Stated goal: An exact copy of all the data is required, with pictures left out.

────────────────

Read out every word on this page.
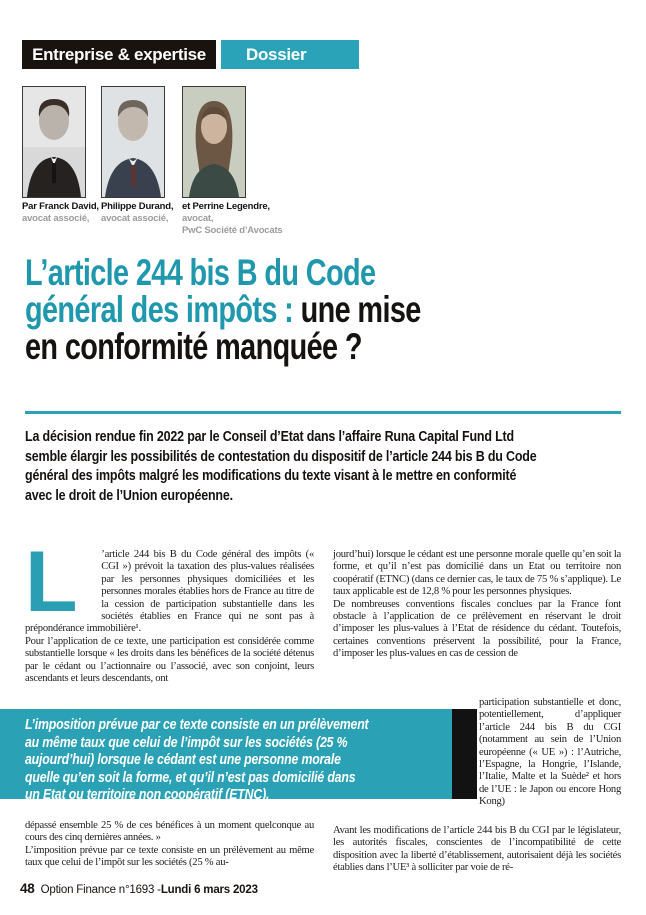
Entreprise & expertise Dossier
Par Franck David,
avocat associé,
Philippe Durand,
avocat associé,
et Perrine Legendre,
avocat,
PwC Société d’Avocats
L’article 244 bis B du Code
général des impôts : une mise
en conformité manquée ?
La décision rendue fin 2022 par le Conseil d’Etat dans l’affaire Runa Capital Fund Ltd
semble élargir les possibilités de contestation du dispositif de l’article 244 bis B du Code
général des impôts malgré les modifications du texte visant à le mettre en conformité
avec le droit de l’Union européenne.

L ’article 244 bis B du Code général des impôts (« CGI ») prévoit la taxation des plus-values réalisées par les personnes physiques domiciliées et les personnes morales établies hors de France au titre de la cession de participation substantielle dans les sociétés établies en France qui ne sont pas à prépondérance immobilière¹.

Pour l’application de ce texte, une participation est considérée comme substantielle lorsque « les droits dans les bénéfices de la société détenus par le cédant ou l’actionnaire ou l’associé, avec son conjoint, leurs ascendants et leurs descendants, ont

jourd’hui) lorsque le cédant est une personne morale quelle qu’en soit la forme, et qu’il n’est pas domicilié dans un Etat ou territoire non coopératif (ETNC) (dans ce dernier cas, le taux de 75 % s’applique). Le taux applicable est de 12,8 % pour les personnes physiques.

De nombreuses conventions fiscales conclues par la France font obstacle à l’application de ce prélèvement en réservant le droit d’imposer les plus-values à l’Etat de résidence du cédant. Toutefois, certaines conventions préservent la possibilité, pour la France, d’imposer les plus-values en cas de cession de

L’imposition prévue par ce texte consiste en un prélèvement
au même taux que celui de l’impôt sur les sociétés (25 %
aujourd’hui) lorsque le cédant est une personne morale
quelle qu’en soit la forme, et qu’il n’est pas domicilié dans
un Etat ou territoire non coopératif (ETNC).

participation substantielle et donc, potentiellement, d’appliquer l’article 244 bis B du CGI (notamment au sein de l’Union européenne (« UE ») : l’Autriche, l’Espagne, la Hongrie, l’Islande, l’Italie, Malte et la Suède² et hors de l’UE : le Japon ou encore Hong Kong)

dépassé ensemble 25 % de ces bénéfices à un moment quelconque au cours des cinq dernières années. »

L’imposition prévue par ce texte consiste en un prélèvement au même taux que celui de l’impôt sur les sociétés (25 % au-

Avant les modifications de l’article 244 bis B du CGI par le législateur, les autorités fiscales, conscientes de l’incompatibilité de cette disposition avec la liberté d’établissement, autorisaient déjà les sociétés établies dans l’UE³ à solliciter par voie de ré-

48 Option Finance n°1693 - Lundi 6 mars 2023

────────────────

Answer to the exercise:
Read out every word on this page.
Entreprise & expertise Dossier
Par Franck David,
avocat associé,
Philippe Durand,
avocat associé,
et Perrine Legendre,
avocat,
PwC Société d’Avocats
L’article 244 bis B du Code
général des impôts : une mise
en conformité manquée ?
La décision rendue fin 2022 par le Conseil d’Etat dans l’affaire Runa Capital Fund Ltd
semble élargir les possibilités de contestation du dispositif de l’article 244 bis B du Code
général des impôts malgré les modifications du texte visant à le mettre en conformité
avec le droit de l’Union européenne.

L ’article 244 bis B du Code général des impôts (« CGI ») prévoit la taxation des plus-values réalisées par les personnes physiques domiciliées et les personnes morales établies hors de France au titre de la cession de participation substantielle dans les sociétés établies en France qui ne sont pas à prépondérance immobilière¹.

Pour l’application de ce texte, une participation est considérée comme substantielle lorsque « les droits dans les bénéfices de la société détenus par le cédant ou l’actionnaire ou l’associé, avec son conjoint, leurs ascendants et leurs descendants, ont

jourd’hui) lorsque le cédant est une personne morale quelle qu’en soit la forme, et qu’il n’est pas domicilié dans un Etat ou territoire non coopératif (ETNC) (dans ce dernier cas, le taux de 75 % s’applique). Le taux applicable est de 12,8 % pour les personnes physiques.

De nombreuses conventions fiscales conclues par la France font obstacle à l’application de ce prélèvement en réservant le droit d’imposer les plus-values à l’Etat de résidence du cédant. Toutefois, certaines conventions préservent la possibilité, pour la France, d’imposer les plus-values en cas de cession de

L’imposition prévue par ce texte consiste en un prélèvement
au même taux que celui de l’impôt sur les sociétés (25 %
aujourd’hui) lorsque le cédant est une personne morale
quelle qu’en soit la forme, et qu’il n’est pas domicilié dans
un Etat ou territoire non coopératif (ETNC).

participation substantielle et donc, potentiellement, d’appliquer l’article 244 bis B du CGI (notamment au sein de l’Union européenne (« UE ») : l’Autriche, l’Espagne, la Hongrie, l’Islande, l’Italie, Malte et la Suède² et hors de l’UE : le Japon ou encore Hong Kong)

dépassé ensemble 25 % de ces bénéfices à un moment quelconque au cours des cinq dernières années. »

L’imposition prévue par ce texte consiste en un prélèvement au même taux que celui de l’impôt sur les sociétés (25 % au-

Avant les modifications de l’article 244 bis B du CGI par le législateur, les autorités fiscales, conscientes de l’incompatibilité de cette disposition avec la liberté d’établissement, autorisaient déjà les sociétés établies dans l’UE³ à solliciter par voie de ré-

48 Option Finance n°1693 - Lundi 6 mars 2023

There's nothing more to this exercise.